Task to carry out -
Using the listing below, extract each line that has the word "roku" in it.

[Items listed in a dataset]
- - - - -

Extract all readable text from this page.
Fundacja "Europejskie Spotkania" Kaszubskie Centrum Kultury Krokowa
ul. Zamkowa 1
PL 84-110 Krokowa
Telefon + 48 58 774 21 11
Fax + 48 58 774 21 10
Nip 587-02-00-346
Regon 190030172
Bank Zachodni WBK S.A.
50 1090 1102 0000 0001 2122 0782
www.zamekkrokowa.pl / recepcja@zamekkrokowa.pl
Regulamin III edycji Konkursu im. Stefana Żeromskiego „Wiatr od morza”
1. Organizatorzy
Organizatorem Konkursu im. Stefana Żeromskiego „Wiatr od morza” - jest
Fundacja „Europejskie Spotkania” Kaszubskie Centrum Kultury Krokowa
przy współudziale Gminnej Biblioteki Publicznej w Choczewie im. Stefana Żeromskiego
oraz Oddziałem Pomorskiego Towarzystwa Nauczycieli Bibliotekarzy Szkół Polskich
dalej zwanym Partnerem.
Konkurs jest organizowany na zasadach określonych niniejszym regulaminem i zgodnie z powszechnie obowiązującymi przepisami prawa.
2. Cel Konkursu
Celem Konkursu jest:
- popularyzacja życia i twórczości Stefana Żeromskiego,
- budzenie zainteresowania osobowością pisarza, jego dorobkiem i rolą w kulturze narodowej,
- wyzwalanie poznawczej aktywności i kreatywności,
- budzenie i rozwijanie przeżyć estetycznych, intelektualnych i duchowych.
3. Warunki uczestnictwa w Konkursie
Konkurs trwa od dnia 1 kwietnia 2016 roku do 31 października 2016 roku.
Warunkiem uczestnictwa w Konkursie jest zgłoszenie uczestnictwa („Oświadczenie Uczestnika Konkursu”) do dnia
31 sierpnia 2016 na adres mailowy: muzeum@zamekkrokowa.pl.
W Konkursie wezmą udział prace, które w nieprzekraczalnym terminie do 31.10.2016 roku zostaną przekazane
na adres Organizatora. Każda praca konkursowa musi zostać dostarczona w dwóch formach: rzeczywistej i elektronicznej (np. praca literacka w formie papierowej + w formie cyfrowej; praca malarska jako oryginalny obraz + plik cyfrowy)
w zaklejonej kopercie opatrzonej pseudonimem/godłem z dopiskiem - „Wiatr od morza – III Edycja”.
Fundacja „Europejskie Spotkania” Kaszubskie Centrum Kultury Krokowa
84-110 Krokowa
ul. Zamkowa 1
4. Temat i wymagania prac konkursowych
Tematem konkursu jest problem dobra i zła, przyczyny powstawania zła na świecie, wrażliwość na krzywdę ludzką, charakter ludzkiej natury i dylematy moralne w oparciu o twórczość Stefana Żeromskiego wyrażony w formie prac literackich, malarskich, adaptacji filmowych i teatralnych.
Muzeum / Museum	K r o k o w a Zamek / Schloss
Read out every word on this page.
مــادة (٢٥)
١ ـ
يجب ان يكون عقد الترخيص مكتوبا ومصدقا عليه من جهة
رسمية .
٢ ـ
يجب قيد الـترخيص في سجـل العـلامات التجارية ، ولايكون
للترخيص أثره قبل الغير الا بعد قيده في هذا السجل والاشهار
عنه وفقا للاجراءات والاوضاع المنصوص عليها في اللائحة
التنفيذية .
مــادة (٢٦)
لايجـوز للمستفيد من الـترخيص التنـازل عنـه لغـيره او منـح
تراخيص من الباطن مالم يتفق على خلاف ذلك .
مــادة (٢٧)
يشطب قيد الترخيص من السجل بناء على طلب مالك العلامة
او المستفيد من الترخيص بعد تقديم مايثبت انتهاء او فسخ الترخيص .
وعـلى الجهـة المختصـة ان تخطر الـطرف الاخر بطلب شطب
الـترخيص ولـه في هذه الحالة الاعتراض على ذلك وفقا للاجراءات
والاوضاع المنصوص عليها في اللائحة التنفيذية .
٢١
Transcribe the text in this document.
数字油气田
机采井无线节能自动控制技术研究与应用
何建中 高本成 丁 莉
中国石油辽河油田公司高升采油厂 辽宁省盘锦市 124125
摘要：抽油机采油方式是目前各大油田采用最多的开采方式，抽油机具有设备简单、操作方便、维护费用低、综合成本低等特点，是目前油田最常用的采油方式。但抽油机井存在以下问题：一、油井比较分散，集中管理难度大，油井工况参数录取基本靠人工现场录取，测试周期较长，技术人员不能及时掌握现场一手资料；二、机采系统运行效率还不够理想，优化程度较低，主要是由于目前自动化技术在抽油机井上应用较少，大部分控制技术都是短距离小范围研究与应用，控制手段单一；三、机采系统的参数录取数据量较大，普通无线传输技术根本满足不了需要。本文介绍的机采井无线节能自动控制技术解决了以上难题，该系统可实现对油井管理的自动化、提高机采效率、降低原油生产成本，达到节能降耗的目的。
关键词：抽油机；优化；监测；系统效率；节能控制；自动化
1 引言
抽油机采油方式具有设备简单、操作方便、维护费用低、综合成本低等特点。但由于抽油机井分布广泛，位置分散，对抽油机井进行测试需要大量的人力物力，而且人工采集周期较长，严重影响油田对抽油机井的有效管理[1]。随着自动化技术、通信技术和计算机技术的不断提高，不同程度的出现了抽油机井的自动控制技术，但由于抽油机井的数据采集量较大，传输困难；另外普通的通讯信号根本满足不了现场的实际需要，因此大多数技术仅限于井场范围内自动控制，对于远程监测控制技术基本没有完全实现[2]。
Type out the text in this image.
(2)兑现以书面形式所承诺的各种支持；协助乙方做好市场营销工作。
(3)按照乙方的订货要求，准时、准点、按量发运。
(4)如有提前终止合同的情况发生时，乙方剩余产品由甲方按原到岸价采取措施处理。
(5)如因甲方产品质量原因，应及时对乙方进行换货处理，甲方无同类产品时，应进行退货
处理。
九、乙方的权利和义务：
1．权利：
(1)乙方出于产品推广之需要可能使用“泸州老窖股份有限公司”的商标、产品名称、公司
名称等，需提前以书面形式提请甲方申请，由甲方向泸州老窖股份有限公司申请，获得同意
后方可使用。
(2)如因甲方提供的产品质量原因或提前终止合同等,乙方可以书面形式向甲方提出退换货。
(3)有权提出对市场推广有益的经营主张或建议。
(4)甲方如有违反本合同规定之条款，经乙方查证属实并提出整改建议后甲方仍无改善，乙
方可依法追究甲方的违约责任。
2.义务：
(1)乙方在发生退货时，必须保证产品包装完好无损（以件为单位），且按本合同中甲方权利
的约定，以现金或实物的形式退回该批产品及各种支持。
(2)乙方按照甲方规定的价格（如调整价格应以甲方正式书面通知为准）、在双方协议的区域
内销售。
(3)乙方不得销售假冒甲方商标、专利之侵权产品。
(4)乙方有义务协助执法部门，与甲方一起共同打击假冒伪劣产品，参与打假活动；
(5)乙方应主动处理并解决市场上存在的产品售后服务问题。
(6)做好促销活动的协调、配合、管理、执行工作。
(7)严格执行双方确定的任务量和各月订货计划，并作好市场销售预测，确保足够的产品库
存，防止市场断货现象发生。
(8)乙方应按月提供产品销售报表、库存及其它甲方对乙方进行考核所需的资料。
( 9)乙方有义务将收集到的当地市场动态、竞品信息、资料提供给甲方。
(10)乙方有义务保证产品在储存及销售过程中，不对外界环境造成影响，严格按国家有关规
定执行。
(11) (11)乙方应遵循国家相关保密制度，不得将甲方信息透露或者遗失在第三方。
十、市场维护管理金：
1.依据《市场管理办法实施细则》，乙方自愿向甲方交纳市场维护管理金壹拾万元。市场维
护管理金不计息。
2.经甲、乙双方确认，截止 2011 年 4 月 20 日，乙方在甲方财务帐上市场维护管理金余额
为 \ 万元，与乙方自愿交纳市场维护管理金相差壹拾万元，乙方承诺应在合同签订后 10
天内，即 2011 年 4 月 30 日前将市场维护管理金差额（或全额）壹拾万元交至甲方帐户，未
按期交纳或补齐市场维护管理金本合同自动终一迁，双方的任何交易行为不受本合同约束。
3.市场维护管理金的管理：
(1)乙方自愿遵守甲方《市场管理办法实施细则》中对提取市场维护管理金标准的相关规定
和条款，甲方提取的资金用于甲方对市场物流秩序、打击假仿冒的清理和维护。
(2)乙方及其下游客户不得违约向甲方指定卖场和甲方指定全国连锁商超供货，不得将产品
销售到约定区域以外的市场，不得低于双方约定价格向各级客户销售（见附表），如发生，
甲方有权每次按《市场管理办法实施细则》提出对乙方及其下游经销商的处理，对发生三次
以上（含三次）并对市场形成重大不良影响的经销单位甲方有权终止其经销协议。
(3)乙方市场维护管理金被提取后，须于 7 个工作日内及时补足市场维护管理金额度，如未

- - - - -

Final result -
Konkurs trwa od dnia 1 kwietnia 2016 roku do 31 października 2016 roku.
W Konkursie wezmą udział prace, które w nieprzekraczalnym terminie do 31.10.2016 roku zostaną przekazane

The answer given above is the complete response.